- _JOB_: Set out each line from the following listing that includes the word "into".

Entries from a dataset
::::::::::

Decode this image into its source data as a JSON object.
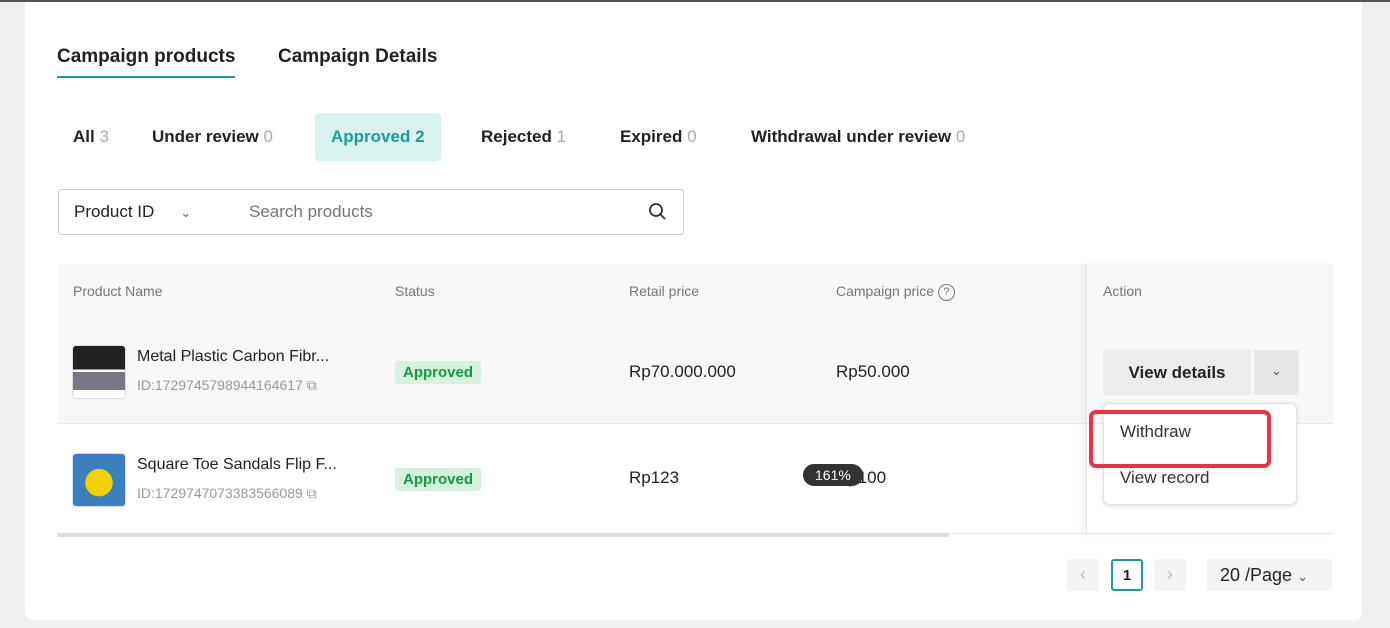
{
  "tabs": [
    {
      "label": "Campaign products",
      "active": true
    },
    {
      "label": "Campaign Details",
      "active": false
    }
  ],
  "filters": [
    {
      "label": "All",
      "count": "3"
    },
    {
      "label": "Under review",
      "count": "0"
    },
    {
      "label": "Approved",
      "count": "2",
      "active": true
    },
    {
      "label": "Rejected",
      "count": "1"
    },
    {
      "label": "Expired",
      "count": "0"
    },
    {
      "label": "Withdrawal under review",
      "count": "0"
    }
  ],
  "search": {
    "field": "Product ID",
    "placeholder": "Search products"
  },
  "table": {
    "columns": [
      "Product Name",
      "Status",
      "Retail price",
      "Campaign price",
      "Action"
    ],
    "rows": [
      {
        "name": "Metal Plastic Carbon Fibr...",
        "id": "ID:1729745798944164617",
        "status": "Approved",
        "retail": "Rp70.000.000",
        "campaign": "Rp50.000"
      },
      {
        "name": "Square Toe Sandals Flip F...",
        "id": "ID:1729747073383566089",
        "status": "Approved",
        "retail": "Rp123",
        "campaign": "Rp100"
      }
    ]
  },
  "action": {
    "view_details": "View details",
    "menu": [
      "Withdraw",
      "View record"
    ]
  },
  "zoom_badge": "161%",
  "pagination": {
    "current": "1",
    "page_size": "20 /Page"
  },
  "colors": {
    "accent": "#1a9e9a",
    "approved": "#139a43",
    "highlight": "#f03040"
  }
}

::::::::::

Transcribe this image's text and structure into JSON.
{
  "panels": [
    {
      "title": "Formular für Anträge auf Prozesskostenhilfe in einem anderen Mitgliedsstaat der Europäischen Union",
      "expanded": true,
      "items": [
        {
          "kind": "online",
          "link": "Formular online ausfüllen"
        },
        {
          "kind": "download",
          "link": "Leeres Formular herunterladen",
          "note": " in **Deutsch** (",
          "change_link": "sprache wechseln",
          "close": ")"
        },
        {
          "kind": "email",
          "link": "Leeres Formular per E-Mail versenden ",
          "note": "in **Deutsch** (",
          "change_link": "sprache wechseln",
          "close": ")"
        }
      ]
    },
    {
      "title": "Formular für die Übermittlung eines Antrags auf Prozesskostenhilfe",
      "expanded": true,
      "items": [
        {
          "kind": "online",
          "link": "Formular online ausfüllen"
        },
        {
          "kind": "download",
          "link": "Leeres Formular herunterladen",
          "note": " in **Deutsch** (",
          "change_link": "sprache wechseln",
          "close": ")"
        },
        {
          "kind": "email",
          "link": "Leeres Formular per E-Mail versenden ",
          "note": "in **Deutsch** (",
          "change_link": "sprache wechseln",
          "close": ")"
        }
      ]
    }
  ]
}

::::::::::

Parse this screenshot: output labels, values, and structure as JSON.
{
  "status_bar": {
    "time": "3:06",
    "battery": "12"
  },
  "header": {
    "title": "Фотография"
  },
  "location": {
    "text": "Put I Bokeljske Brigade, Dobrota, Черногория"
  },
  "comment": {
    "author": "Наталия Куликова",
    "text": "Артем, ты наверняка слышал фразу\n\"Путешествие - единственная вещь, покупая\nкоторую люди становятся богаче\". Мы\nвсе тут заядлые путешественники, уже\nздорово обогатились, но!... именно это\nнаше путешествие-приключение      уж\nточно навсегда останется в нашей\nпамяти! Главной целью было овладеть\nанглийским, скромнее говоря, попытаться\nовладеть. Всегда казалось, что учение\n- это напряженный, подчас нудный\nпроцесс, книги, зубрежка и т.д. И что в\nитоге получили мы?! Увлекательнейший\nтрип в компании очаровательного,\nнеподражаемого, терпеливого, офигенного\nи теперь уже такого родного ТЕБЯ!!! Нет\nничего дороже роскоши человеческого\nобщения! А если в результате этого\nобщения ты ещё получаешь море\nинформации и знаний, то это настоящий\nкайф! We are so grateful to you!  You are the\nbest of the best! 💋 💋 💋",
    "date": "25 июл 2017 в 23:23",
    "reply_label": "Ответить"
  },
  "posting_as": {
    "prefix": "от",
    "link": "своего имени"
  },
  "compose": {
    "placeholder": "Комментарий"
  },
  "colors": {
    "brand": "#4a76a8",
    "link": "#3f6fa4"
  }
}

::::::::::

- _EXERCISE OUTPUT_:
Decode this image into its source data as a JSON object.
Transcribe this image's text and structure into JSON.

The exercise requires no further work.